EXERCISE INSTRUCTIONS: Show only lines that include "オーディオCD".

════════════════════

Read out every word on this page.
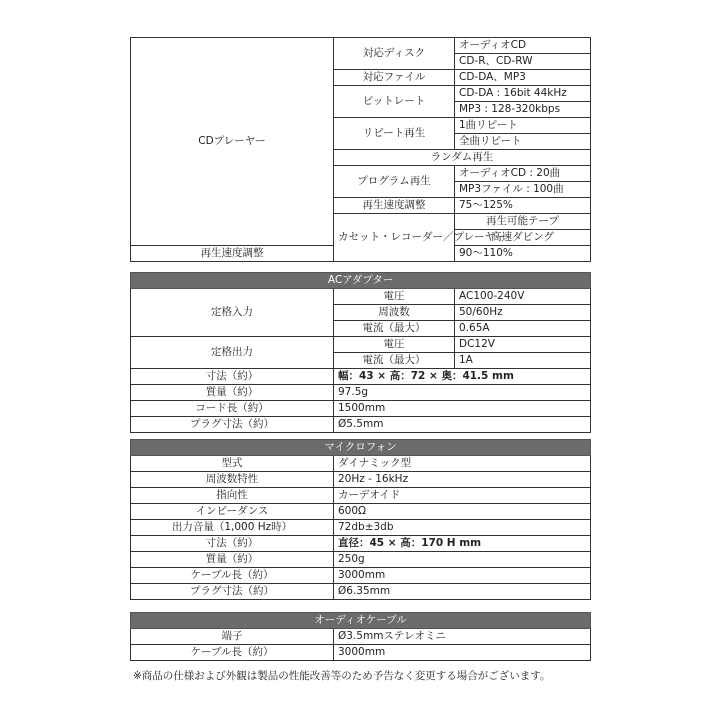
CDプレーヤー	対応ディスク	オーディオCD	
		CD-R、CD-RW	
	対応ファイル	CD-DA、MP3	
	ビットレート	CD-DA : 16bit 44kHz	
		MP3 : 128-320kbps	
	リピート再生	1曲リピート	
		全曲リピート	
	ランダム再生		
	プログラム再生	オーディオCD : 20曲	
		MP3ファイル : 100曲	
	再生速度調整	75〜125%	
	カセット・レコーダー／プレーヤー	再生可能テープ	
		高速ダビング	
再生速度調整		90〜110%	
ACアダプター		
定格入力	電圧	AC100-240V
	周波数	50/60Hz
	電流（最大）	0.65A
定格出力	電圧	DC12V
	電流（最大）	1A
寸法（約）	幅：43 × 高：72 × 奥：41.5 mm	
質量（約）	97.5g	
コード長（約）	1500mm	
プラグ寸法（約）	Ø5.5mm	
マイクロフォン	
型式	ダイナミック型
周波数特性	20Hz - 16kHz
指向性	カーデオイド
インピーダンス	600Ω
出力音量（1,000 Hz時）	72db±3db
寸法（約）	直径：45 × 高：170 H mm
質量（約）	250g
ケーブル長（約）	3000mm
プラグ寸法（約）	Ø6.35mm
オーディオケーブル	
端子	Ø3.5mmステレオミニ
ケーブル長（約）	3000mm
※商品の仕様および外観は製品の性能改善等のため予告なく変更する場合がございます。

════════════════════

RIGHT ANSWER:
CDプレーヤー	対応ディスク	オーディオCD	
	プログラム再生	オーディオCD : 20曲	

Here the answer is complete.